┌─ Source records

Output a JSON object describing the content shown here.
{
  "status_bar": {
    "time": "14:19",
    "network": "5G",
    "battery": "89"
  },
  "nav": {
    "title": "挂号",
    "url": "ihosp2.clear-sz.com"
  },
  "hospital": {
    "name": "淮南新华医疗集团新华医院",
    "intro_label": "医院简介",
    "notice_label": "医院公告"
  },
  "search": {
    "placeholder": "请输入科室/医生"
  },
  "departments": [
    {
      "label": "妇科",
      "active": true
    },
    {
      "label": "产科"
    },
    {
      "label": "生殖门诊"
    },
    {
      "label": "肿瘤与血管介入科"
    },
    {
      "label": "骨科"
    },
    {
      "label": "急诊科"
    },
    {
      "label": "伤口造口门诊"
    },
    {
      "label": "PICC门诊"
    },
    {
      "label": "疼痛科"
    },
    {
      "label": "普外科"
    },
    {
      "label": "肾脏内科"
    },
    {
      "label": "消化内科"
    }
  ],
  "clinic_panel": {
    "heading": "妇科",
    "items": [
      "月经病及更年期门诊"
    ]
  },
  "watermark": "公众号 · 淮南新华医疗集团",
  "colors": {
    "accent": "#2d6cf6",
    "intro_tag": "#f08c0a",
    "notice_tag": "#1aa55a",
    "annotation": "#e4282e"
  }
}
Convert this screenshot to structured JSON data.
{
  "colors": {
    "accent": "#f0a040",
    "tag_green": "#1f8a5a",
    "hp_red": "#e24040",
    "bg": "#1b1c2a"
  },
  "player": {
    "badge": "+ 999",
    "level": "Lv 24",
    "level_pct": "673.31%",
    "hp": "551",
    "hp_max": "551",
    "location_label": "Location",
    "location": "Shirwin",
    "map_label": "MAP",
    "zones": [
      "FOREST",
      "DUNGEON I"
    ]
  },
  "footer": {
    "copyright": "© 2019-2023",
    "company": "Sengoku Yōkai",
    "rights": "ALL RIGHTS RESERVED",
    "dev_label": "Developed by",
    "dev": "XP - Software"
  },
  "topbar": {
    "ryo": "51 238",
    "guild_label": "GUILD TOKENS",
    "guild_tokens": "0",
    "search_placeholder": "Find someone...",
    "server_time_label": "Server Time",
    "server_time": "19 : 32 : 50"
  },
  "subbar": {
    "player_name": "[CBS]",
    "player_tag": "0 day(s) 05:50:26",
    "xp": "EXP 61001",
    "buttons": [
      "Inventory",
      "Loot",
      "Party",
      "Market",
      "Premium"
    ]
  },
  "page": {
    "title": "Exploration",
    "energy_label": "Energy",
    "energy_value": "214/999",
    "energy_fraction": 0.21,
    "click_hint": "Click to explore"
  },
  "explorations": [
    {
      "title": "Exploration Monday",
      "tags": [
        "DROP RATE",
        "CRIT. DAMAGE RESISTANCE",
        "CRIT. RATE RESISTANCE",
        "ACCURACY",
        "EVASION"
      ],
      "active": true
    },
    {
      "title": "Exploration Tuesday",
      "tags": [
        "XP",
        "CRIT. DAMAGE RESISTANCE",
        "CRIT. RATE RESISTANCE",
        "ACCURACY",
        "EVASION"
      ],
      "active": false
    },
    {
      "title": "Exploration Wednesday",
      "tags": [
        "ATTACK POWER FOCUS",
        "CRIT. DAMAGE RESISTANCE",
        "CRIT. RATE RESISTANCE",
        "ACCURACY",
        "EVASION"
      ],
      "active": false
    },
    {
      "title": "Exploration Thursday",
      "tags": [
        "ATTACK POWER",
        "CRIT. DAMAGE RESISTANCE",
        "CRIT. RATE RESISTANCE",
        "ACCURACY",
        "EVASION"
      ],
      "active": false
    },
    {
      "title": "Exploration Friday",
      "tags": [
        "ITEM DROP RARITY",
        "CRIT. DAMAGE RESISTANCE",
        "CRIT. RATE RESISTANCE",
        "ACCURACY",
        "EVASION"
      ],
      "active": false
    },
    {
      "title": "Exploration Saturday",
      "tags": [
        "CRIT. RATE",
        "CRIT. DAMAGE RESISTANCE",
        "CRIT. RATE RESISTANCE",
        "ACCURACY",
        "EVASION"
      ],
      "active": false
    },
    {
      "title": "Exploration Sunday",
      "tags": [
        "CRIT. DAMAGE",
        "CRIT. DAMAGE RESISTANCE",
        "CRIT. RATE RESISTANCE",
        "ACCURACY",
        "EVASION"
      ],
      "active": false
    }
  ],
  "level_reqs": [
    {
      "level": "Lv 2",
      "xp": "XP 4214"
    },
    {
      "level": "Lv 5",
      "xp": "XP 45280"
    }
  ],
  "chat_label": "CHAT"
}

└─

__Problem statement__. Output the records above in their entirety, exactly.

__Answer to this exercise__.
Output a JSON object describing the content shown here.
{
  "status_bar": {
    "time": "14:19",
    "network": "5G",
    "battery": "89"
  },
  "nav": {
    "title": "挂号",
    "url": "ihosp2.clear-sz.com"
  },
  "hospital": {
    "name": "淮南新华医疗集团新华医院",
    "intro_label": "医院简介",
    "notice_label": "医院公告"
  },
  "search": {
    "placeholder": "请输入科室/医生"
  },
  "departments": [
    {
      "label": "妇科",
      "active": true
    },
    {
      "label": "产科"
    },
    {
      "label": "生殖门诊"
    },
    {
      "label": "肿瘤与血管介入科"
    },
    {
      "label": "骨科"
    },
    {
      "label": "急诊科"
    },
    {
      "label": "伤口造口门诊"
    },
    {
      "label": "PICC门诊"
    },
    {
      "label": "疼痛科"
    },
    {
      "label": "普外科"
    },
    {
      "label": "肾脏内科"
    },
    {
      "label": "消化内科"
    }
  ],
  "clinic_panel": {
    "heading": "妇科",
    "items": [
      "月经病及更年期门诊"
    ]
  },
  "watermark": "公众号 · 淮南新华医疗集团",
  "colors": {
    "accent": "#2d6cf6",
    "intro_tag": "#f08c0a",
    "notice_tag": "#1aa55a",
    "annotation": "#e4282e"
  }
}
Convert this screenshot to structured JSON data.
{
  "colors": {
    "accent": "#f0a040",
    "tag_green": "#1f8a5a",
    "hp_red": "#e24040",
    "bg": "#1b1c2a"
  },
  "player": {
    "badge": "+ 999",
    "level": "Lv 24",
    "level_pct": "673.31%",
    "hp": "551",
    "hp_max": "551",
    "location_label": "Location",
    "location": "Shirwin",
    "map_label": "MAP",
    "zones": [
      "FOREST",
      "DUNGEON I"
    ]
  },
  "footer": {
    "copyright": "© 2019-2023",
    "company": "Sengoku Yōkai",
    "rights": "ALL RIGHTS RESERVED",
    "dev_label": "Developed by",
    "dev": "XP - Software"
  },
  "topbar": {
    "ryo": "51 238",
    "guild_label": "GUILD TOKENS",
    "guild_tokens": "0",
    "search_placeholder": "Find someone...",
    "server_time_label": "Server Time",
    "server_time": "19 : 32 : 50"
  },
  "subbar": {
    "player_name": "[CBS]",
    "player_tag": "0 day(s) 05:50:26",
    "xp": "EXP 61001",
    "buttons": [
      "Inventory",
      "Loot",
      "Party",
      "Market",
      "Premium"
    ]
  },
  "page": {
    "title": "Exploration",
    "energy_label": "Energy",
    "energy_value": "214/999",
    "energy_fraction": 0.21,
    "click_hint": "Click to explore"
  },
  "explorations": [
    {
      "title": "Exploration Monday",
      "tags": [
        "DROP RATE",
        "CRIT. DAMAGE RESISTANCE",
        "CRIT. RATE RESISTANCE",
        "ACCURACY",
        "EVASION"
      ],
      "active": true
    },
    {
      "title": "Exploration Tuesday",
      "tags": [
        "XP",
        "CRIT. DAMAGE RESISTANCE",
        "CRIT. RATE RESISTANCE",
        "ACCURACY",
        "EVASION"
      ],
      "active": false
    },
    {
      "title": "Exploration Wednesday",
      "tags": [
        "ATTACK POWER FOCUS",
        "CRIT. DAMAGE RESISTANCE",
        "CRIT. RATE RESISTANCE",
        "ACCURACY",
        "EVASION"
      ],
      "active": false
    },
    {
      "title": "Exploration Thursday",
      "tags": [
        "ATTACK POWER",
        "CRIT. DAMAGE RESISTANCE",
        "CRIT. RATE RESISTANCE",
        "ACCURACY",
        "EVASION"
      ],
      "active": false
    },
    {
      "title": "Exploration Friday",
      "tags": [
        "ITEM DROP RARITY",
        "CRIT. DAMAGE RESISTANCE",
        "CRIT. RATE RESISTANCE",
        "ACCURACY",
        "EVASION"
      ],
      "active": false
    },
    {
      "title": "Exploration Saturday",
      "tags": [
        "CRIT. RATE",
        "CRIT. DAMAGE RESISTANCE",
        "CRIT. RATE RESISTANCE",
        "ACCURACY",
        "EVASION"
      ],
      "active": false
    },
    {
      "title": "Exploration Sunday",
      "tags": [
        "CRIT. DAMAGE",
        "CRIT. DAMAGE RESISTANCE",
        "CRIT. RATE RESISTANCE",
        "ACCURACY",
        "EVASION"
      ],
      "active": false
    }
  ],
  "level_reqs": [
    {
      "level": "Lv 2",
      "xp": "XP 4214"
    },
    {
      "level": "Lv 5",
      "xp": "XP 45280"
    }
  ],
  "chat_label": "CHAT"
}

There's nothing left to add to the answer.